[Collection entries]

______

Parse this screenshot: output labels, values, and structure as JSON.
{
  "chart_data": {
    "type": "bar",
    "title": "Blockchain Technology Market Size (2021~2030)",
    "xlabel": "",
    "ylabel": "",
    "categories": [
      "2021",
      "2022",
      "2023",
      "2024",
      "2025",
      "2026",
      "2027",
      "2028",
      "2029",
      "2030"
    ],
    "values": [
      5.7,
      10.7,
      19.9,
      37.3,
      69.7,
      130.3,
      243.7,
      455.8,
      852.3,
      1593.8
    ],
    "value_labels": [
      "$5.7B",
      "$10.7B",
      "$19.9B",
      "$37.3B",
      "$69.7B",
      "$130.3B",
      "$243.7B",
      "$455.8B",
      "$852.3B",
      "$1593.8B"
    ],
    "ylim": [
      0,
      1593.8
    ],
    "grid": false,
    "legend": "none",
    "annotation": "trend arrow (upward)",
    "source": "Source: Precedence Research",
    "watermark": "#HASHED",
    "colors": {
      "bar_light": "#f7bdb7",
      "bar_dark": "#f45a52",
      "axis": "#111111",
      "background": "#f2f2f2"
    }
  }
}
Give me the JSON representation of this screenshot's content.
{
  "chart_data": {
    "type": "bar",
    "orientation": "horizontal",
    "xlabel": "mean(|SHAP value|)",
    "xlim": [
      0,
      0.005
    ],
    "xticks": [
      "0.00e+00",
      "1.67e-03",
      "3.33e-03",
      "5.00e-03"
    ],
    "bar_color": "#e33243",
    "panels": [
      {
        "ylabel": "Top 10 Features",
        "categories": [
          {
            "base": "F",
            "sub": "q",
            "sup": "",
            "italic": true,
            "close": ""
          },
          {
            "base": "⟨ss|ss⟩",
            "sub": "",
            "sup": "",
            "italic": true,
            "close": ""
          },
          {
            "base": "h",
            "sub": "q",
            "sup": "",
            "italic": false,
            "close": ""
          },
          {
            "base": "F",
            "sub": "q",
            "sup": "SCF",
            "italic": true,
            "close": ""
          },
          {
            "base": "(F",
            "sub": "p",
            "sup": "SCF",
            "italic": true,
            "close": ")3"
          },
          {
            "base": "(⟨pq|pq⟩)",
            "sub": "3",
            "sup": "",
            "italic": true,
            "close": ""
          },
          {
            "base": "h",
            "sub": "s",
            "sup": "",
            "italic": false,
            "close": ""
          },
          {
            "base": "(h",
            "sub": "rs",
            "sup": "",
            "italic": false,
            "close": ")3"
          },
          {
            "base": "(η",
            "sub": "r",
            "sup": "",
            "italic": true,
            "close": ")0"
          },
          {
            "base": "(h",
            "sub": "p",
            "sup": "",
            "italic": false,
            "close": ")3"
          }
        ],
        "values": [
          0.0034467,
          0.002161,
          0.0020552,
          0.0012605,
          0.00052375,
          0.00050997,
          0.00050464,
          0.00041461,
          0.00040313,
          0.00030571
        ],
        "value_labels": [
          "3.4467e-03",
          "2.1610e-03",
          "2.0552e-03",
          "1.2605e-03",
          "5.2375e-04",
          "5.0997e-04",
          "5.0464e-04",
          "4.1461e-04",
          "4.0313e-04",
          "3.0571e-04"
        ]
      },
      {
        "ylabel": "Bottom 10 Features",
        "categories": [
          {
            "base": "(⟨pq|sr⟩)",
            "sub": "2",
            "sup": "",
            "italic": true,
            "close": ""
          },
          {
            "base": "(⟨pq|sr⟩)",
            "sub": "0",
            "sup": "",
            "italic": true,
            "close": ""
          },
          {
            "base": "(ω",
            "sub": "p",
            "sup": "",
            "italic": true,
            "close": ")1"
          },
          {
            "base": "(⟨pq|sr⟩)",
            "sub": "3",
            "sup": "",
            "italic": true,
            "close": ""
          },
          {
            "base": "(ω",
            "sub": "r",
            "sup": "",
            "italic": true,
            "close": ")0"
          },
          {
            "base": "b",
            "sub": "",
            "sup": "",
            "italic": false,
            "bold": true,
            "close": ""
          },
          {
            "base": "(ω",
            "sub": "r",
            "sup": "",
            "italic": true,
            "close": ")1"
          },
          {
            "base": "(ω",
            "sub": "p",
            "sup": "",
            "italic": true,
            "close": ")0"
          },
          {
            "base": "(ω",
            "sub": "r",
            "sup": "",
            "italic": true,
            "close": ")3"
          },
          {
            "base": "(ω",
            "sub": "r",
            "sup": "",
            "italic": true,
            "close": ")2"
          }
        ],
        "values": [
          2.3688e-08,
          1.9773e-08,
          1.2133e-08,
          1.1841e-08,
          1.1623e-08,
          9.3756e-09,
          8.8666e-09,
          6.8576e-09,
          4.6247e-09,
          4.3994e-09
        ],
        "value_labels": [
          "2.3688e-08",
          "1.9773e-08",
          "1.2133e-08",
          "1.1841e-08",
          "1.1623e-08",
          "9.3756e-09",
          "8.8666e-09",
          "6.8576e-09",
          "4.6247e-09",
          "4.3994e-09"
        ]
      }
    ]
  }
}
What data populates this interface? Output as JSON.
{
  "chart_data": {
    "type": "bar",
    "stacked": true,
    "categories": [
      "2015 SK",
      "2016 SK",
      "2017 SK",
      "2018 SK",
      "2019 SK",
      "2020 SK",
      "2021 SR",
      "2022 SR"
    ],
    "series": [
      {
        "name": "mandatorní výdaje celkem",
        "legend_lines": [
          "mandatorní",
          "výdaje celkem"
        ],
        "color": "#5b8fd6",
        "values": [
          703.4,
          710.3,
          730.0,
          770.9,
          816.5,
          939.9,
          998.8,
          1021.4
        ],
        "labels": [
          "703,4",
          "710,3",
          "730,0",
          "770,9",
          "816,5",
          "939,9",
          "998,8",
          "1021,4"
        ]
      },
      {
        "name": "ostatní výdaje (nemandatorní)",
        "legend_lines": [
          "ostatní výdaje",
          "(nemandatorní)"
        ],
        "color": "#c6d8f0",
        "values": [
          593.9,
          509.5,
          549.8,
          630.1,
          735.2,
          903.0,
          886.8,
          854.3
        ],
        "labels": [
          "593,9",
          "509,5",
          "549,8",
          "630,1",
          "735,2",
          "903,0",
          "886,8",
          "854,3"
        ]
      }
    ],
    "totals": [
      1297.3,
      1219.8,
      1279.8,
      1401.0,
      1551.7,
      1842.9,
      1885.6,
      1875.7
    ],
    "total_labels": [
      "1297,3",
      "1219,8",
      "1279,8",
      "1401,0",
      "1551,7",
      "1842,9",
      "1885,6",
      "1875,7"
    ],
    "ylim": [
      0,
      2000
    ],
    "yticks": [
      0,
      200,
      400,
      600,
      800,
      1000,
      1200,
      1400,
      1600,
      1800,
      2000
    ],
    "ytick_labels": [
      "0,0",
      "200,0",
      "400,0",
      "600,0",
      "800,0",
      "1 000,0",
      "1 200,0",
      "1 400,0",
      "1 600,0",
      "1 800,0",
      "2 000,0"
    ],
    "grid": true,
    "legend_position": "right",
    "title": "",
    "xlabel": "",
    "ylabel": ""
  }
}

______

## PROBLEM
Lines of the listing that contain the word "name" are to be counted; report only their number.

## TASK ANSWER
2